Consigne 1. Relevez toutes les lignes des enregistrements qui contiennent la chaîne « axis ».

Extrait du texte.
◇ ◇ ◇
Un résumé est forcément inutile mais l’exercice est néanmoins irrésistible. Une porte donnant sur le vide à un étage inaccessible d’une gratte-ciel. Des expériences sur le cerveau se passant dans  une pièce vide. Une archiviste accumulant des documents audiovisuels apparaissant sur son chemin. Une prothèse oculaire qui change le monde. Un conférencier qui vous met en garde de suivre le point rouge de son laser. Tous ces éléments sont reliés  par d’infimes détails dans un réseau de filaments narratifs aux tensions variables. 
Vous êtes directement responsable de votre itinéraire. Si jamais vous vous sentez perdu, ne perdez pas de vue que vous êtes ici.

 Amalgame physique (et mental) de Cronenberg, Egoyan et André Sauvé, le réalisateur Daniel Cockburn investi sa métafiction d’un généreuse dose d’angoisses et de névroses. De sa propre déclaration, son film est une exploration sinueuse d’une crise existentielle et matérialiste où il a jadis failli se perdre par excès de causalités.
◇ ◇ ◇
Données sources.
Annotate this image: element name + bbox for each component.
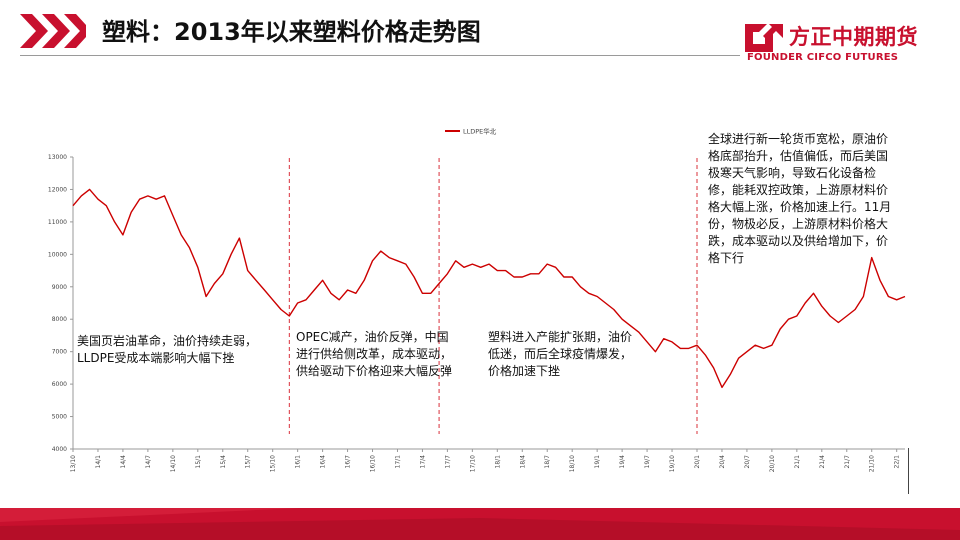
◇ ◇ ◇
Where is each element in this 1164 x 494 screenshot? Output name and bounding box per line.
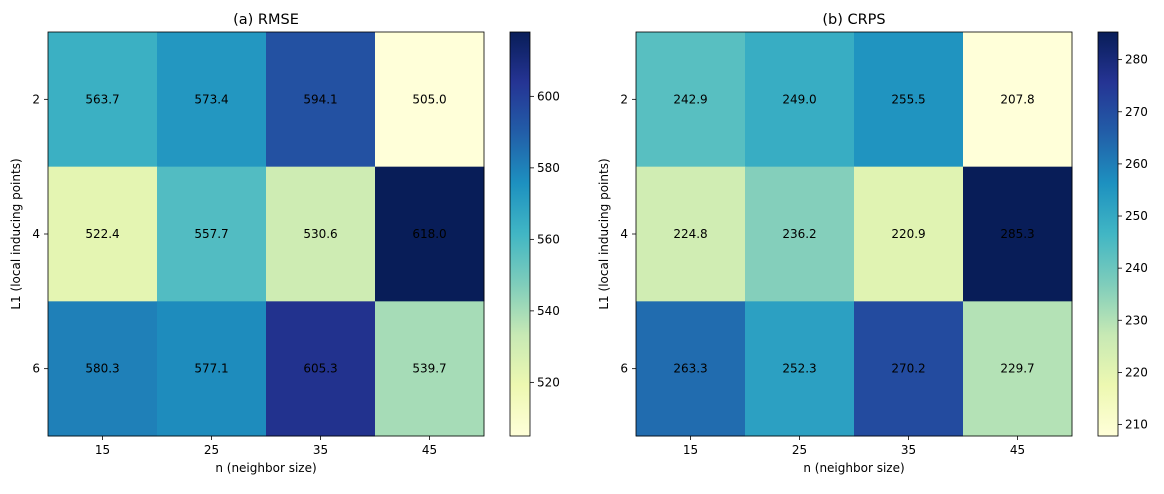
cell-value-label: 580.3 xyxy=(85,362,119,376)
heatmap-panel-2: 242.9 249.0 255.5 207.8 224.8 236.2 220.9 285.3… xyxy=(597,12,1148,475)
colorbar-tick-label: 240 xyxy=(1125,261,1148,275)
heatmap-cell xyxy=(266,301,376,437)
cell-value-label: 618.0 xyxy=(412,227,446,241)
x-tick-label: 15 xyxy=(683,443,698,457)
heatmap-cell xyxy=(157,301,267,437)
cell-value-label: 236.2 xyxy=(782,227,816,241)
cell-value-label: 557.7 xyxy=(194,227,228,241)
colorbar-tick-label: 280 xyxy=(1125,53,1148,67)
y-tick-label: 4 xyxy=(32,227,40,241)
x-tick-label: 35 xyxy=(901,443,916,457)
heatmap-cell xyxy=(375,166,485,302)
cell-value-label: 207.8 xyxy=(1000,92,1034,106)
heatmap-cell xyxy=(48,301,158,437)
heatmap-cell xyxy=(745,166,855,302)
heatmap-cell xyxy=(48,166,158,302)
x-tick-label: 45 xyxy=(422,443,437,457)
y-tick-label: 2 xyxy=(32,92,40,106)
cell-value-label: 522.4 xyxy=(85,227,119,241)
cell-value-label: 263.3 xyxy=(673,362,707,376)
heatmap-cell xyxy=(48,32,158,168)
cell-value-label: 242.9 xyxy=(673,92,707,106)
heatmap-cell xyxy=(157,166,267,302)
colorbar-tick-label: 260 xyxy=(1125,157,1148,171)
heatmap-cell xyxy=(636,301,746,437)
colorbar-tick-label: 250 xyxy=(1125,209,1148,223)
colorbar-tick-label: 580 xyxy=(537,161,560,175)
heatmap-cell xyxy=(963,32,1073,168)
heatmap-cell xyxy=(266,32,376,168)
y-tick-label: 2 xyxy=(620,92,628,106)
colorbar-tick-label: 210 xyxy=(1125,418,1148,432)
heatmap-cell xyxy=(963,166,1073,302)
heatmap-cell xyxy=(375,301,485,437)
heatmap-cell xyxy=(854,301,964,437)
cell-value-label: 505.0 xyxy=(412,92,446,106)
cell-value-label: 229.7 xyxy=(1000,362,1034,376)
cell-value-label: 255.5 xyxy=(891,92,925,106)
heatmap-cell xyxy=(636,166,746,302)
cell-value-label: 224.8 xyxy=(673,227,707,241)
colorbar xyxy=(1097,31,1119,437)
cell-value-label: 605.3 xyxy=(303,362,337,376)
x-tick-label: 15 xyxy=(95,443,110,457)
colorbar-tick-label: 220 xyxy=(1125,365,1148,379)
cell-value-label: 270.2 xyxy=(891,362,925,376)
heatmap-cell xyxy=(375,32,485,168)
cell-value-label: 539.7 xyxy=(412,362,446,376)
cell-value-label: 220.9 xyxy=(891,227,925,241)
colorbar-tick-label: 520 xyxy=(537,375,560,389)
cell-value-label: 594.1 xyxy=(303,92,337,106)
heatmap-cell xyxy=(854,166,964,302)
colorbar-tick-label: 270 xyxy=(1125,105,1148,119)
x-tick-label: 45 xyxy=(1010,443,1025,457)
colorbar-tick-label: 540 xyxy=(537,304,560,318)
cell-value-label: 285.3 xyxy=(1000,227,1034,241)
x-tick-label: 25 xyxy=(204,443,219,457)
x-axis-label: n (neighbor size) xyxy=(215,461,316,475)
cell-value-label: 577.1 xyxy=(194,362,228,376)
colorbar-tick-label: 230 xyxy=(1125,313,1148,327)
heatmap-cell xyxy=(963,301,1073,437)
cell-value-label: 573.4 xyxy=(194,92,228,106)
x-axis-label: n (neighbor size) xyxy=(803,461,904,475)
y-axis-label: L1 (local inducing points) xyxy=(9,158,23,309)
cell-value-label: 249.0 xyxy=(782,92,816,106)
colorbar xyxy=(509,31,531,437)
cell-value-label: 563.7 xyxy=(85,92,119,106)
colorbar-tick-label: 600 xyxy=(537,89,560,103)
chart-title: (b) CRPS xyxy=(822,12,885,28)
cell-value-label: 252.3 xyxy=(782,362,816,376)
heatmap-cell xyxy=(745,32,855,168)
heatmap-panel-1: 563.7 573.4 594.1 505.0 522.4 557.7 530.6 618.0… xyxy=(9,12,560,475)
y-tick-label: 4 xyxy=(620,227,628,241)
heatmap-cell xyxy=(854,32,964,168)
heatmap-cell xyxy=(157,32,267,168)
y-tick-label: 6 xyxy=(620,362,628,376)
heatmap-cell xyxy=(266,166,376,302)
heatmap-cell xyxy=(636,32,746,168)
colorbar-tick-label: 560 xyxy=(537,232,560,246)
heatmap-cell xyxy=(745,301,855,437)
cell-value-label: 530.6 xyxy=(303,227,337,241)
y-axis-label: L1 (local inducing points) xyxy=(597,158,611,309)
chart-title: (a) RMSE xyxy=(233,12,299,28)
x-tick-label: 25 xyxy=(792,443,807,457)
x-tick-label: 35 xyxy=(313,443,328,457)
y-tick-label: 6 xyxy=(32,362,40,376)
◇ ◇ ◇
Consigne 2. Pour chacune des affirmations suivantes, indiquez par oui ou par non si elle concorde avec l'extrait consacré au film, en citant les mots décisifs de celui-ci : (a) le réalisateur du film se nomme Daniel Cockburn ; (b) un résumé du film y est jugé indispensable ; (c) le conférencier invite à suivre le point rouge de son laser.

Résultat 1.
x-axis-label: n (neighbor size) xyxy=(215,461,316,475)
x-axis-label: n (neighbor size) xyxy=(803,461,904,475)
y-axis-label: L1 (local inducing points) xyxy=(9,158,23,309)
y-axis-label: L1 (local inducing points) xyxy=(597,158,611,309)

Résultat 2.
(a) Oui : « le réalisateur Daniel Cockburn ».
(b) Non : « Un résumé est forcément inutile ».
(c) Non : « Un conférencier qui vous met en garde de suivre le point rouge de son laser ».